* begin Extracted data *
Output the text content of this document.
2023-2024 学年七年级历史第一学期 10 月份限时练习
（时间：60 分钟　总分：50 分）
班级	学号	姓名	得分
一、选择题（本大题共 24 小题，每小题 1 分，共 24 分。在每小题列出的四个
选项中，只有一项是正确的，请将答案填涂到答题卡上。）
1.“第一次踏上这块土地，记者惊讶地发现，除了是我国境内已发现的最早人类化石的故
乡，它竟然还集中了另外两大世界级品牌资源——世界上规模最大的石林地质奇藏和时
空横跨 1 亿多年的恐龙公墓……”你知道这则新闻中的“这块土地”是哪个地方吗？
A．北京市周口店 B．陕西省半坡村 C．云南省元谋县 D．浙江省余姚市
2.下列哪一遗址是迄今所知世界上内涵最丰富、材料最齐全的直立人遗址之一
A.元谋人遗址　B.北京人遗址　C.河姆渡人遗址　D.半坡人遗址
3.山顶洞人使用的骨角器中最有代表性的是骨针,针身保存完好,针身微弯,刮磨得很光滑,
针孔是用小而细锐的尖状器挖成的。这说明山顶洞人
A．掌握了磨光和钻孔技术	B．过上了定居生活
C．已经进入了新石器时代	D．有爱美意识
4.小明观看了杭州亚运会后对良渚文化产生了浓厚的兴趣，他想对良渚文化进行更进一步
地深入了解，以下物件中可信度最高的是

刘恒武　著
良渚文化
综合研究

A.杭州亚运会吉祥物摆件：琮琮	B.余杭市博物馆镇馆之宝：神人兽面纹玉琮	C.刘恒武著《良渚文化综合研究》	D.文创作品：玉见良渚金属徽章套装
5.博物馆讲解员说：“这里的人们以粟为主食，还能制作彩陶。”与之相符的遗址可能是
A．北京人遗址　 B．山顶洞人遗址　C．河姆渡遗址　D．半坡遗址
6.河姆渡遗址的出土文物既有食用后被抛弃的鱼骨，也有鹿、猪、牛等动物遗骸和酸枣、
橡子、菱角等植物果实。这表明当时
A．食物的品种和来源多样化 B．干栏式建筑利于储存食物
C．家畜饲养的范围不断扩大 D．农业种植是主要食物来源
* end Extracted data *
#### Problem description:
Of the lines in the material above, state how many contain the string "北京人遗址"; give no other text.

#### Exercise solution:
2